=== WHAT THE EXERCISE ASKS ===
Copy every entry precisely.

..............................

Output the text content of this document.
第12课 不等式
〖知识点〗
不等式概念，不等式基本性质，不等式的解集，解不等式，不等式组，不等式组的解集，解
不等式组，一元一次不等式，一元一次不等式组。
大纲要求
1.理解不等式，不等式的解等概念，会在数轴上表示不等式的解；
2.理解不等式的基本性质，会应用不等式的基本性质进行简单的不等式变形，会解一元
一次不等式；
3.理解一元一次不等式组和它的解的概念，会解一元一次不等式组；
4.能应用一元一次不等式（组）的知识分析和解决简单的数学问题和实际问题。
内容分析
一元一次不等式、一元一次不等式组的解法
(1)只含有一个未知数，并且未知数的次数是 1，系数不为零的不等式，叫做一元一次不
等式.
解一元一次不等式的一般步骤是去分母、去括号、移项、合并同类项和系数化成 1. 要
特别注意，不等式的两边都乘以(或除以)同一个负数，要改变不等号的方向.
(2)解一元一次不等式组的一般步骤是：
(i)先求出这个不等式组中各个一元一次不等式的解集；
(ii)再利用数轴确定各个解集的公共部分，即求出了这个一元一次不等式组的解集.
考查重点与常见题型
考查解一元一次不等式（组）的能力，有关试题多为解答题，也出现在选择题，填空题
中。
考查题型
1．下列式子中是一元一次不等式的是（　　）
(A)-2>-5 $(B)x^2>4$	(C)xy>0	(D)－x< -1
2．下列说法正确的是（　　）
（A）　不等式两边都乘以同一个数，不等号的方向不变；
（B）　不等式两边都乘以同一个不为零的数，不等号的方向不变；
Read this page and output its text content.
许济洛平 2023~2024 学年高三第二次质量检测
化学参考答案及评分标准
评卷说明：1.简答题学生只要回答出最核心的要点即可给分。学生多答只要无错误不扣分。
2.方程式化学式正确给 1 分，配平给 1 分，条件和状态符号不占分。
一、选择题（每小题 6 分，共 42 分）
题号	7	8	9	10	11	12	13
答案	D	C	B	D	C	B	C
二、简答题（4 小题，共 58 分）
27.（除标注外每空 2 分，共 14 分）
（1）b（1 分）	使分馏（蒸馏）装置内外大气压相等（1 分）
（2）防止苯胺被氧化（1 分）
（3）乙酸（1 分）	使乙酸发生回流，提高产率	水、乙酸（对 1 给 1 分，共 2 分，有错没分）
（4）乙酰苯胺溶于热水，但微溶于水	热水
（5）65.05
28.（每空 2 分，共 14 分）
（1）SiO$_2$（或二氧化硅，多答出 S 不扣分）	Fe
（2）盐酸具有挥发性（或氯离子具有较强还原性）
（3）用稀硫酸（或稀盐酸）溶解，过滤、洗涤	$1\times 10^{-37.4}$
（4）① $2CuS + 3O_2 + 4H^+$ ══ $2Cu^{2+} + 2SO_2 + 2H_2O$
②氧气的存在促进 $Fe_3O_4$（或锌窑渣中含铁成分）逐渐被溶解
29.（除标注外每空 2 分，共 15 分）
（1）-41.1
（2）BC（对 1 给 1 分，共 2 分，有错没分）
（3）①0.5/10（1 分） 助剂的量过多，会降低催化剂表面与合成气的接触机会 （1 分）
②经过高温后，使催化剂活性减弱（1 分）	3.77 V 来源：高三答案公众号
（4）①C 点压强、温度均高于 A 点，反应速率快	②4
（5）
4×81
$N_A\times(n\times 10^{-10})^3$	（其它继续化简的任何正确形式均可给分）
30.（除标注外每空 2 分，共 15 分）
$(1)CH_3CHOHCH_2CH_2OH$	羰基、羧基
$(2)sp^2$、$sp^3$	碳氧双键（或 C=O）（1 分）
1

..............................

=== TASK OUTPUT ===
Output the text content of this document.
第12课 不等式
〖知识点〗
不等式概念，不等式基本性质，不等式的解集，解不等式，不等式组，不等式组的解集，解
不等式组，一元一次不等式，一元一次不等式组。
大纲要求
1.理解不等式，不等式的解等概念，会在数轴上表示不等式的解；
2.理解不等式的基本性质，会应用不等式的基本性质进行简单的不等式变形，会解一元
一次不等式；
3.理解一元一次不等式组和它的解的概念，会解一元一次不等式组；
4.能应用一元一次不等式（组）的知识分析和解决简单的数学问题和实际问题。
内容分析
一元一次不等式、一元一次不等式组的解法
(1)只含有一个未知数，并且未知数的次数是 1，系数不为零的不等式，叫做一元一次不
等式.
解一元一次不等式的一般步骤是去分母、去括号、移项、合并同类项和系数化成 1. 要
特别注意，不等式的两边都乘以(或除以)同一个负数，要改变不等号的方向.
(2)解一元一次不等式组的一般步骤是：
(i)先求出这个不等式组中各个一元一次不等式的解集；
(ii)再利用数轴确定各个解集的公共部分，即求出了这个一元一次不等式组的解集.
考查重点与常见题型
考查解一元一次不等式（组）的能力，有关试题多为解答题，也出现在选择题，填空题
中。
考查题型
1．下列式子中是一元一次不等式的是（　　）
(A)-2>-5 $(B)x^2>4$	(C)xy>0	(D)－x< -1
2．下列说法正确的是（　　）
（A）　不等式两边都乘以同一个数，不等号的方向不变；
（B）　不等式两边都乘以同一个不为零的数，不等号的方向不变；
Read this page and output its text content.
许济洛平 2023~2024 学年高三第二次质量检测
化学参考答案及评分标准
评卷说明：1.简答题学生只要回答出最核心的要点即可给分。学生多答只要无错误不扣分。
2.方程式化学式正确给 1 分，配平给 1 分，条件和状态符号不占分。
一、选择题（每小题 6 分，共 42 分）
题号	7	8	9	10	11	12	13
答案	D	C	B	D	C	B	C
二、简答题（4 小题，共 58 分）
27.（除标注外每空 2 分，共 14 分）
（1）b（1 分）	使分馏（蒸馏）装置内外大气压相等（1 分）
（2）防止苯胺被氧化（1 分）
（3）乙酸（1 分）	使乙酸发生回流，提高产率	水、乙酸（对 1 给 1 分，共 2 分，有错没分）
（4）乙酰苯胺溶于热水，但微溶于水	热水
（5）65.05
28.（每空 2 分，共 14 分）
（1）SiO$_2$（或二氧化硅，多答出 S 不扣分）	Fe
（2）盐酸具有挥发性（或氯离子具有较强还原性）
（3）用稀硫酸（或稀盐酸）溶解，过滤、洗涤	$1\times 10^{-37.4}$
（4）① $2CuS + 3O_2 + 4H^+$ ══ $2Cu^{2+} + 2SO_2 + 2H_2O$
②氧气的存在促进 $Fe_3O_4$（或锌窑渣中含铁成分）逐渐被溶解
29.（除标注外每空 2 分，共 15 分）
（1）-41.1
（2）BC（对 1 给 1 分，共 2 分，有错没分）
（3）①0.5/10（1 分） 助剂的量过多，会降低催化剂表面与合成气的接触机会 （1 分）
②经过高温后，使催化剂活性减弱（1 分）	3.77 V 来源：高三答案公众号
（4）①C 点压强、温度均高于 A 点，反应速率快	②4
（5）
4×81
$N_A\times(n\times 10^{-10})^3$	（其它继续化简的任何正确形式均可给分）
30.（除标注外每空 2 分，共 15 分）
$(1)CH_3CHOHCH_2CH_2OH$	羰基、羧基
$(2)sp^2$、$sp^3$	碳氧双键（或 C=O）（1 分）
1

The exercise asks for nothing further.